§ **What the exercise asks**: Select every line below containing the word "Contains".

§ **Data extract**:
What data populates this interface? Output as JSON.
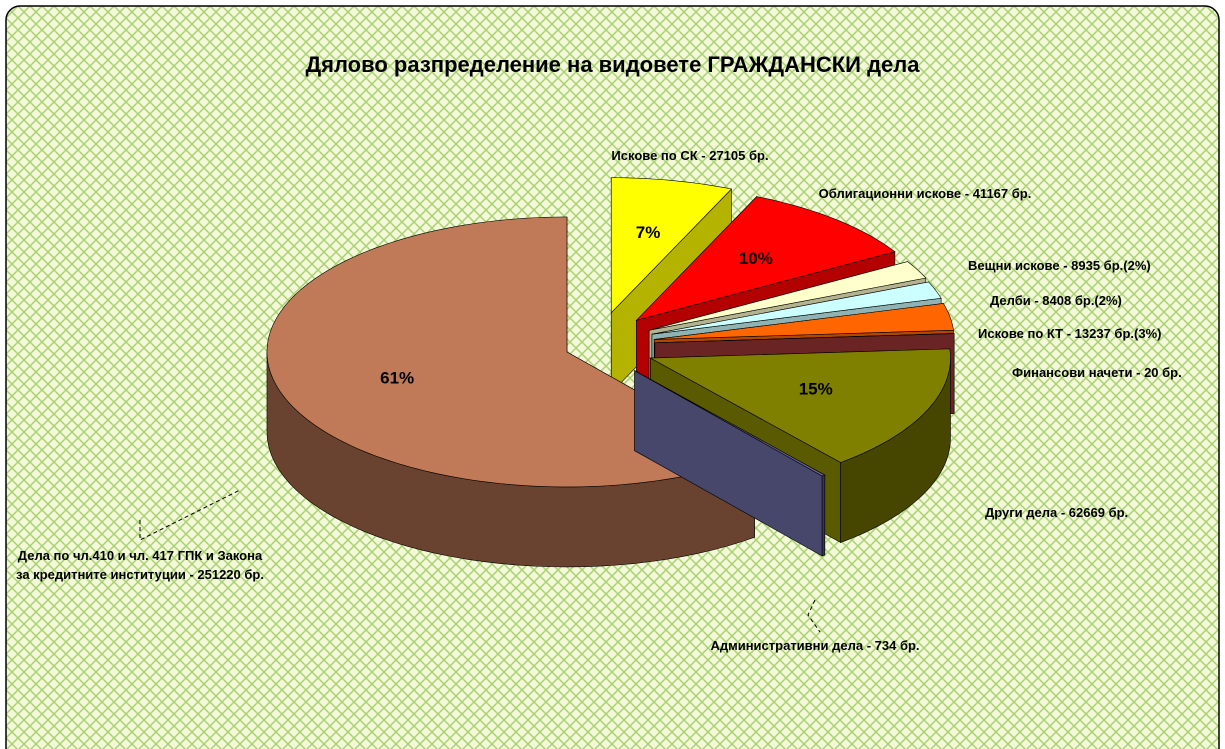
{
  "chart_data": {
    "type": "pie",
    "title": "Дялово разпределение на видовете ГРАЖДАНСКИ дела",
    "categories": [
      "Искове по СК - 27105 бр.",
      "Облигационни искове - 41167 бр.",
      "Вещни искове - 8935 бр.(2%)",
      "Делби - 8408 бр.(2%)",
      "Искове по КТ - 13237 бр.(3%)",
      "Финансови начети - 20 бр.",
      "Други дела - 62669 бр.",
      "Административни дела - 734 бр.",
      "Дела по чл.410 и чл. 417 ГПК и Закона за кредитните институции - 251220 бр."
    ],
    "values": [
      6.56,
      9.96,
      2.16,
      2.03,
      3.2,
      0.005,
      15.16,
      0.18,
      60.75
    ],
    "value_labels": [
      "7%",
      "10%",
      null,
      null,
      null,
      null,
      "15%",
      null,
      "61%"
    ],
    "colors": [
      "#ffff00",
      "#ff0000",
      "#ffffcc",
      "#ccffff",
      "#ff6600",
      "#993333",
      "#808000",
      "#666699",
      "#c07a58"
    ]
  }
}
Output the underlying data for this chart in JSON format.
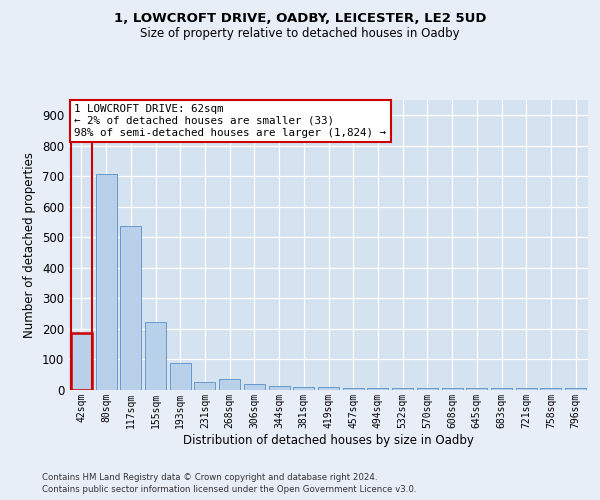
{
  "title1": "1, LOWCROFT DRIVE, OADBY, LEICESTER, LE2 5UD",
  "title2": "Size of property relative to detached houses in Oadby",
  "xlabel": "Distribution of detached houses by size in Oadby",
  "ylabel": "Number of detached properties",
  "categories": [
    "42sqm",
    "80sqm",
    "117sqm",
    "155sqm",
    "193sqm",
    "231sqm",
    "268sqm",
    "306sqm",
    "344sqm",
    "381sqm",
    "419sqm",
    "457sqm",
    "494sqm",
    "532sqm",
    "570sqm",
    "608sqm",
    "645sqm",
    "683sqm",
    "721sqm",
    "758sqm",
    "796sqm"
  ],
  "values": [
    187,
    706,
    538,
    222,
    90,
    27,
    36,
    21,
    13,
    10,
    11,
    7,
    6,
    6,
    7,
    6,
    6,
    5,
    6,
    5,
    5
  ],
  "bar_color": "#b8d0ea",
  "bar_edge_color": "#6699cc",
  "highlight_bar_index": 0,
  "highlight_color": "#cc0000",
  "annotation_text": "1 LOWCROFT DRIVE: 62sqm\n← 2% of detached houses are smaller (33)\n98% of semi-detached houses are larger (1,824) →",
  "annotation_box_color": "#ffffff",
  "annotation_box_edge": "#cc0000",
  "ylim": [
    0,
    950
  ],
  "yticks": [
    0,
    100,
    200,
    300,
    400,
    500,
    600,
    700,
    800,
    900
  ],
  "footnote1": "Contains HM Land Registry data © Crown copyright and database right 2024.",
  "footnote2": "Contains public sector information licensed under the Open Government Licence v3.0.",
  "bg_color": "#e8eef8",
  "plot_bg_color": "#d5e2f0"
}
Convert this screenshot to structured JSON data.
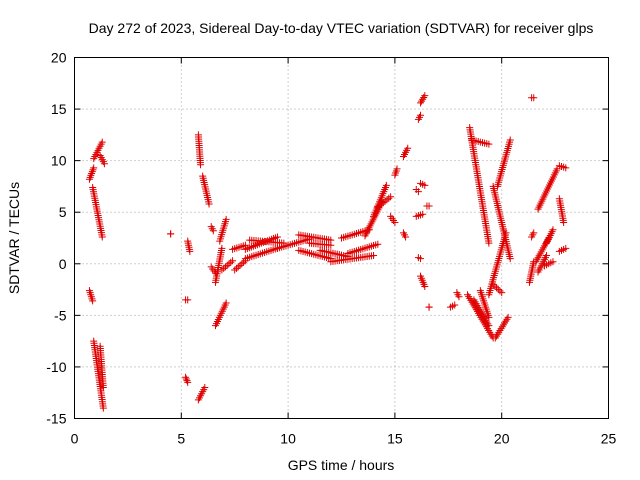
{
  "chart_data": {
    "type": "scatter",
    "title": "Day 272 of 2023, Sidereal Day-to-day VTEC variation (SDTVAR) for receiver glps",
    "xlabel": "GPS time / hours",
    "ylabel": "SDTVAR / TECUs",
    "xlim": [
      0,
      25
    ],
    "ylim": [
      -15,
      20
    ],
    "xticks": [
      "0",
      "5",
      "10",
      "15",
      "20",
      "25"
    ],
    "yticks": [
      "-15",
      "-10",
      "-5",
      "0",
      "5",
      "10",
      "15",
      "20"
    ],
    "grid": true,
    "marker": "+",
    "color": "#e00000",
    "segments": [
      {
        "x": [
          0.7,
          0.9
        ],
        "y": [
          8.2,
          9.3
        ]
      },
      {
        "x": [
          0.85,
          1.3
        ],
        "y": [
          7.4,
          2.6
        ]
      },
      {
        "x": [
          0.9,
          1.3
        ],
        "y": [
          10.2,
          11.8
        ]
      },
      {
        "x": [
          1.2,
          1.4
        ],
        "y": [
          10.5,
          9.7
        ]
      },
      {
        "x": [
          0.7,
          0.85
        ],
        "y": [
          -2.6,
          -3.6
        ]
      },
      {
        "x": [
          0.9,
          1.35
        ],
        "y": [
          -7.5,
          -14.0
        ]
      },
      {
        "x": [
          1.2,
          1.35
        ],
        "y": [
          -8.0,
          -12.0
        ]
      },
      {
        "x": [
          4.5,
          4.5
        ],
        "y": [
          2.9,
          2.9
        ]
      },
      {
        "x": [
          5.2,
          5.3
        ],
        "y": [
          -3.5,
          -3.5
        ]
      },
      {
        "x": [
          5.3,
          5.4
        ],
        "y": [
          2.2,
          1.2
        ]
      },
      {
        "x": [
          5.2,
          5.3
        ],
        "y": [
          -11.0,
          -11.5
        ]
      },
      {
        "x": [
          5.8,
          6.1
        ],
        "y": [
          -13.2,
          -12.0
        ]
      },
      {
        "x": [
          5.8,
          5.9
        ],
        "y": [
          12.5,
          9.6
        ]
      },
      {
        "x": [
          6.0,
          6.3
        ],
        "y": [
          8.5,
          5.8
        ]
      },
      {
        "x": [
          6.4,
          6.5
        ],
        "y": [
          3.6,
          3.2
        ]
      },
      {
        "x": [
          6.4,
          6.6
        ],
        "y": [
          -0.3,
          -0.9
        ]
      },
      {
        "x": [
          6.6,
          7.1
        ],
        "y": [
          -6.0,
          -3.8
        ]
      },
      {
        "x": [
          6.6,
          6.9
        ],
        "y": [
          -1.8,
          1.5
        ]
      },
      {
        "x": [
          6.9,
          7.4
        ],
        "y": [
          -0.6,
          0.3
        ]
      },
      {
        "x": [
          6.8,
          7.1
        ],
        "y": [
          2.2,
          4.3
        ]
      },
      {
        "x": [
          7.4,
          8.0
        ],
        "y": [
          1.4,
          1.8
        ]
      },
      {
        "x": [
          7.5,
          8.0
        ],
        "y": [
          -0.6,
          0.3
        ]
      },
      {
        "x": [
          8.0,
          9.5
        ],
        "y": [
          0.5,
          1.5
        ]
      },
      {
        "x": [
          8.0,
          9.5
        ],
        "y": [
          1.4,
          2.6
        ]
      },
      {
        "x": [
          8.2,
          9.8
        ],
        "y": [
          2.3,
          2.0
        ]
      },
      {
        "x": [
          9.5,
          11.0
        ],
        "y": [
          1.5,
          2.4
        ]
      },
      {
        "x": [
          10.5,
          12.0
        ],
        "y": [
          2.8,
          2.3
        ]
      },
      {
        "x": [
          10.5,
          12.0
        ],
        "y": [
          1.3,
          0.5
        ]
      },
      {
        "x": [
          11.0,
          12.0
        ],
        "y": [
          2.0,
          1.8
        ]
      },
      {
        "x": [
          11.5,
          12.8
        ],
        "y": [
          1.3,
          0.7
        ]
      },
      {
        "x": [
          12.0,
          14.0
        ],
        "y": [
          0.2,
          0.8
        ]
      },
      {
        "x": [
          12.5,
          13.8
        ],
        "y": [
          2.5,
          3.3
        ]
      },
      {
        "x": [
          12.8,
          14.2
        ],
        "y": [
          1.0,
          1.9
        ]
      },
      {
        "x": [
          13.6,
          14.4
        ],
        "y": [
          2.7,
          6.0
        ]
      },
      {
        "x": [
          14.0,
          14.6
        ],
        "y": [
          4.6,
          7.6
        ]
      },
      {
        "x": [
          14.2,
          14.8
        ],
        "y": [
          5.5,
          6.5
        ]
      },
      {
        "x": [
          14.8,
          15.0
        ],
        "y": [
          4.6,
          4.0
        ]
      },
      {
        "x": [
          15.0,
          15.1
        ],
        "y": [
          8.6,
          9.2
        ]
      },
      {
        "x": [
          15.4,
          15.6
        ],
        "y": [
          10.4,
          11.2
        ]
      },
      {
        "x": [
          15.4,
          15.5
        ],
        "y": [
          3.0,
          2.6
        ]
      },
      {
        "x": [
          16.0,
          16.1
        ],
        "y": [
          7.2,
          7.0
        ]
      },
      {
        "x": [
          16.1,
          16.2
        ],
        "y": [
          14.0,
          14.4
        ]
      },
      {
        "x": [
          16.2,
          16.4
        ],
        "y": [
          15.6,
          16.3
        ]
      },
      {
        "x": [
          16.2,
          16.4
        ],
        "y": [
          7.8,
          7.6
        ]
      },
      {
        "x": [
          16.0,
          16.3
        ],
        "y": [
          4.6,
          4.8
        ]
      },
      {
        "x": [
          16.2,
          16.4
        ],
        "y": [
          -1.2,
          -2.2
        ]
      },
      {
        "x": [
          16.1,
          16.2
        ],
        "y": [
          0.6,
          0.5
        ]
      },
      {
        "x": [
          16.5,
          16.6
        ],
        "y": [
          5.6,
          5.6
        ]
      },
      {
        "x": [
          16.6,
          16.6
        ],
        "y": [
          -4.2,
          -4.2
        ]
      },
      {
        "x": [
          17.6,
          17.8
        ],
        "y": [
          -4.2,
          -4.0
        ]
      },
      {
        "x": [
          17.9,
          18.0
        ],
        "y": [
          -2.8,
          -3.2
        ]
      },
      {
        "x": [
          18.5,
          19.4
        ],
        "y": [
          13.2,
          2.0
        ]
      },
      {
        "x": [
          18.6,
          19.4
        ],
        "y": [
          12.0,
          11.6
        ]
      },
      {
        "x": [
          18.4,
          19.6
        ],
        "y": [
          -3.0,
          -7.2
        ]
      },
      {
        "x": [
          18.7,
          19.4
        ],
        "y": [
          -3.5,
          -6.0
        ]
      },
      {
        "x": [
          19.0,
          19.4
        ],
        "y": [
          -2.6,
          -5.2
        ]
      },
      {
        "x": [
          19.4,
          20.2
        ],
        "y": [
          -3.0,
          3.0
        ]
      },
      {
        "x": [
          19.6,
          20.4
        ],
        "y": [
          7.5,
          0.5
        ]
      },
      {
        "x": [
          19.7,
          20.3
        ],
        "y": [
          -7.2,
          -5.2
        ]
      },
      {
        "x": [
          19.6,
          20.0
        ],
        "y": [
          -2.0,
          -2.8
        ]
      },
      {
        "x": [
          19.8,
          20.4
        ],
        "y": [
          7.5,
          12.0
        ]
      },
      {
        "x": [
          21.3,
          21.5
        ],
        "y": [
          -1.8,
          0.2
        ]
      },
      {
        "x": [
          21.4,
          21.5
        ],
        "y": [
          16.1,
          16.1
        ]
      },
      {
        "x": [
          21.4,
          21.5
        ],
        "y": [
          2.6,
          3.0
        ]
      },
      {
        "x": [
          21.7,
          22.6
        ],
        "y": [
          5.3,
          9.2
        ]
      },
      {
        "x": [
          21.6,
          22.2
        ],
        "y": [
          0.2,
          2.5
        ]
      },
      {
        "x": [
          21.7,
          22.1
        ],
        "y": [
          -0.8,
          0.8
        ]
      },
      {
        "x": [
          22.0,
          22.4
        ],
        "y": [
          -0.2,
          0.2
        ]
      },
      {
        "x": [
          22.1,
          22.4
        ],
        "y": [
          2.0,
          3.3
        ]
      },
      {
        "x": [
          22.7,
          23.0
        ],
        "y": [
          9.5,
          9.3
        ]
      },
      {
        "x": [
          22.7,
          22.9
        ],
        "y": [
          6.3,
          4.0
        ]
      },
      {
        "x": [
          22.7,
          23.0
        ],
        "y": [
          1.2,
          1.5
        ]
      }
    ]
  }
}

§ **Response to this exercise**:
  "footnote1": "Contains HM Land Registry data © Crown copyright and database right 2024.",
  "footnote2": "Contains public sector information licensed under the Open Government Licence v3.0.",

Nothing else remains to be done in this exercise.